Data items
********

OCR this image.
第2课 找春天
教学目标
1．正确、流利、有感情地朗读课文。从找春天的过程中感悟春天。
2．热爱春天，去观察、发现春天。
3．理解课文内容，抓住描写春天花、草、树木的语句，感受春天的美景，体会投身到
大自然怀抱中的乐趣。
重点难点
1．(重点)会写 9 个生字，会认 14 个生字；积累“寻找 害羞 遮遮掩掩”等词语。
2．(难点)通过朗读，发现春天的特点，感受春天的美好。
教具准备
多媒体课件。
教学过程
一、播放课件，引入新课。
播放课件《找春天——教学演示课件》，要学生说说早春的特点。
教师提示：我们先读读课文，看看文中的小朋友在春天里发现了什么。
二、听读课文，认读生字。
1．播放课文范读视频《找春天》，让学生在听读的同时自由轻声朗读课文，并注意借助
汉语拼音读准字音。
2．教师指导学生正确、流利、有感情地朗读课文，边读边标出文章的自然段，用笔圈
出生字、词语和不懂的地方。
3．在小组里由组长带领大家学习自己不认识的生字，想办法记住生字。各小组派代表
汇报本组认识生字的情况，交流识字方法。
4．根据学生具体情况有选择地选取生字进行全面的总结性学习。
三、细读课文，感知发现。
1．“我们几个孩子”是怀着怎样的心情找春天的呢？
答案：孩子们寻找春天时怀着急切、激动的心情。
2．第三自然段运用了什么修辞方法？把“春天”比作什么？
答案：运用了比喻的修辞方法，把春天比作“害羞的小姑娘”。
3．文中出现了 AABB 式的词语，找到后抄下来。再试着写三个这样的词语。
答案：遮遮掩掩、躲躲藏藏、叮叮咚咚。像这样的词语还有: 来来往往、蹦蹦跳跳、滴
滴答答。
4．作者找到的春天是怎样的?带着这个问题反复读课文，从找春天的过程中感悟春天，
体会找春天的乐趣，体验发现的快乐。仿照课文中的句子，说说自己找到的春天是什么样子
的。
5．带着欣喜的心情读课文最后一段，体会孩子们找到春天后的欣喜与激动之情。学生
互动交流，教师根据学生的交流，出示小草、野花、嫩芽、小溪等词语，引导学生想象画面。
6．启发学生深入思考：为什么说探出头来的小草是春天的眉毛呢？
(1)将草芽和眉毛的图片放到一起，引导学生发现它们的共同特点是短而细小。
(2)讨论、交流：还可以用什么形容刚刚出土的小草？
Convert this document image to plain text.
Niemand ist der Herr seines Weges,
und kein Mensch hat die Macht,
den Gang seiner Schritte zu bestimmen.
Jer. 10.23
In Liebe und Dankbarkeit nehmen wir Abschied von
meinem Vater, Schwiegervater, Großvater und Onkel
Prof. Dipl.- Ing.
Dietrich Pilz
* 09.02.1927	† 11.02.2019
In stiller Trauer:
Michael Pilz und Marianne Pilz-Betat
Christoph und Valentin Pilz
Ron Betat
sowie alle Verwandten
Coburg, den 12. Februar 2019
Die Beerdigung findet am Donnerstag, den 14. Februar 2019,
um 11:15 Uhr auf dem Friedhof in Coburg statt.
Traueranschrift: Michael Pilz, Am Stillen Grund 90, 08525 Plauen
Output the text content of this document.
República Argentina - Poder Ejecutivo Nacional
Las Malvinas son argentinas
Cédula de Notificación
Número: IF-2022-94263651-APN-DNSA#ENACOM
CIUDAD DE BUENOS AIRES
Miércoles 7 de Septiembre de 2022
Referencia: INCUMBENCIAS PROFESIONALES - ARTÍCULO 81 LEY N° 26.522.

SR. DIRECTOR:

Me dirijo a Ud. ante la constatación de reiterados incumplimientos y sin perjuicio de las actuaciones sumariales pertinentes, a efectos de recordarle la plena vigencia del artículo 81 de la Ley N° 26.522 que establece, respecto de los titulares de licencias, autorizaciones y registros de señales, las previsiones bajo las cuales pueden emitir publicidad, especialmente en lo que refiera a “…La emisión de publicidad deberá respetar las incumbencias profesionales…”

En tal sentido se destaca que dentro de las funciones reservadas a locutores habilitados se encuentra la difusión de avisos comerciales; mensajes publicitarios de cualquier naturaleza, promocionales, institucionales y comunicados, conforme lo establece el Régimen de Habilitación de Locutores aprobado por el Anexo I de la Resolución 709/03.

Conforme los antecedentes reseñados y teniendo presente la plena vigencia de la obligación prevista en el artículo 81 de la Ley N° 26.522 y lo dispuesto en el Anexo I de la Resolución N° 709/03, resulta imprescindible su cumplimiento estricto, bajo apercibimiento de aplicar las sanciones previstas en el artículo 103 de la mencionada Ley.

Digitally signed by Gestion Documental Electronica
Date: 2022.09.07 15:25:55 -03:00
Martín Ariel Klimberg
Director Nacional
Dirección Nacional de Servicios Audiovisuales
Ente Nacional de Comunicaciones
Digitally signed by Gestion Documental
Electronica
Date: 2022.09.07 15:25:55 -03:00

********

• [SHORT TASK]: The listing above must be transcribed exactly, line by line.

• [WRITTEN ANSWER]:
OCR this image.
第2课 找春天
教学目标
1．正确、流利、有感情地朗读课文。从找春天的过程中感悟春天。
2．热爱春天，去观察、发现春天。
3．理解课文内容，抓住描写春天花、草、树木的语句，感受春天的美景，体会投身到
大自然怀抱中的乐趣。
重点难点
1．(重点)会写 9 个生字，会认 14 个生字；积累“寻找 害羞 遮遮掩掩”等词语。
2．(难点)通过朗读，发现春天的特点，感受春天的美好。
教具准备
多媒体课件。
教学过程
一、播放课件，引入新课。
播放课件《找春天——教学演示课件》，要学生说说早春的特点。
教师提示：我们先读读课文，看看文中的小朋友在春天里发现了什么。
二、听读课文，认读生字。
1．播放课文范读视频《找春天》，让学生在听读的同时自由轻声朗读课文，并注意借助
汉语拼音读准字音。
2．教师指导学生正确、流利、有感情地朗读课文，边读边标出文章的自然段，用笔圈
出生字、词语和不懂的地方。
3．在小组里由组长带领大家学习自己不认识的生字，想办法记住生字。各小组派代表
汇报本组认识生字的情况，交流识字方法。
4．根据学生具体情况有选择地选取生字进行全面的总结性学习。
三、细读课文，感知发现。
1．“我们几个孩子”是怀着怎样的心情找春天的呢？
答案：孩子们寻找春天时怀着急切、激动的心情。
2．第三自然段运用了什么修辞方法？把“春天”比作什么？
答案：运用了比喻的修辞方法，把春天比作“害羞的小姑娘”。
3．文中出现了 AABB 式的词语，找到后抄下来。再试着写三个这样的词语。
答案：遮遮掩掩、躲躲藏藏、叮叮咚咚。像这样的词语还有: 来来往往、蹦蹦跳跳、滴
滴答答。
4．作者找到的春天是怎样的?带着这个问题反复读课文，从找春天的过程中感悟春天，
体会找春天的乐趣，体验发现的快乐。仿照课文中的句子，说说自己找到的春天是什么样子
的。
5．带着欣喜的心情读课文最后一段，体会孩子们找到春天后的欣喜与激动之情。学生
互动交流，教师根据学生的交流，出示小草、野花、嫩芽、小溪等词语，引导学生想象画面。
6．启发学生深入思考：为什么说探出头来的小草是春天的眉毛呢？
(1)将草芽和眉毛的图片放到一起，引导学生发现它们的共同特点是短而细小。
(2)讨论、交流：还可以用什么形容刚刚出土的小草？
Convert this document image to plain text.
Niemand ist der Herr seines Weges,
und kein Mensch hat die Macht,
den Gang seiner Schritte zu bestimmen.
Jer. 10.23
In Liebe und Dankbarkeit nehmen wir Abschied von
meinem Vater, Schwiegervater, Großvater und Onkel
Prof. Dipl.- Ing.
Dietrich Pilz
* 09.02.1927	† 11.02.2019
In stiller Trauer:
Michael Pilz und Marianne Pilz-Betat
Christoph und Valentin Pilz
Ron Betat
sowie alle Verwandten
Coburg, den 12. Februar 2019
Die Beerdigung findet am Donnerstag, den 14. Februar 2019,
um 11:15 Uhr auf dem Friedhof in Coburg statt.
Traueranschrift: Michael Pilz, Am Stillen Grund 90, 08525 Plauen
Output the text content of this document.
República Argentina - Poder Ejecutivo Nacional
Las Malvinas son argentinas
Cédula de Notificación
Número: IF-2022-94263651-APN-DNSA#ENACOM
CIUDAD DE BUENOS AIRES
Miércoles 7 de Septiembre de 2022
Referencia: INCUMBENCIAS PROFESIONALES - ARTÍCULO 81 LEY N° 26.522.

SR. DIRECTOR:

Me dirijo a Ud. ante la constatación de reiterados incumplimientos y sin perjuicio de las actuaciones sumariales pertinentes, a efectos de recordarle la plena vigencia del artículo 81 de la Ley N° 26.522 que establece, respecto de los titulares de licencias, autorizaciones y registros de señales, las previsiones bajo las cuales pueden emitir publicidad, especialmente en lo que refiera a “…La emisión de publicidad deberá respetar las incumbencias profesionales…”

En tal sentido se destaca que dentro de las funciones reservadas a locutores habilitados se encuentra la difusión de avisos comerciales; mensajes publicitarios de cualquier naturaleza, promocionales, institucionales y comunicados, conforme lo establece el Régimen de Habilitación de Locutores aprobado por el Anexo I de la Resolución 709/03.

Conforme los antecedentes reseñados y teniendo presente la plena vigencia de la obligación prevista en el artículo 81 de la Ley N° 26.522 y lo dispuesto en el Anexo I de la Resolución N° 709/03, resulta imprescindible su cumplimiento estricto, bajo apercibimiento de aplicar las sanciones previstas en el artículo 103 de la mencionada Ley.

Digitally signed by Gestion Documental Electronica
Date: 2022.09.07 15:25:55 -03:00
Martín Ariel Klimberg
Director Nacional
Dirección Nacional de Servicios Audiovisuales
Ente Nacional de Comunicaciones
Digitally signed by Gestion Documental
Electronica
Date: 2022.09.07 15:25:55 -03:00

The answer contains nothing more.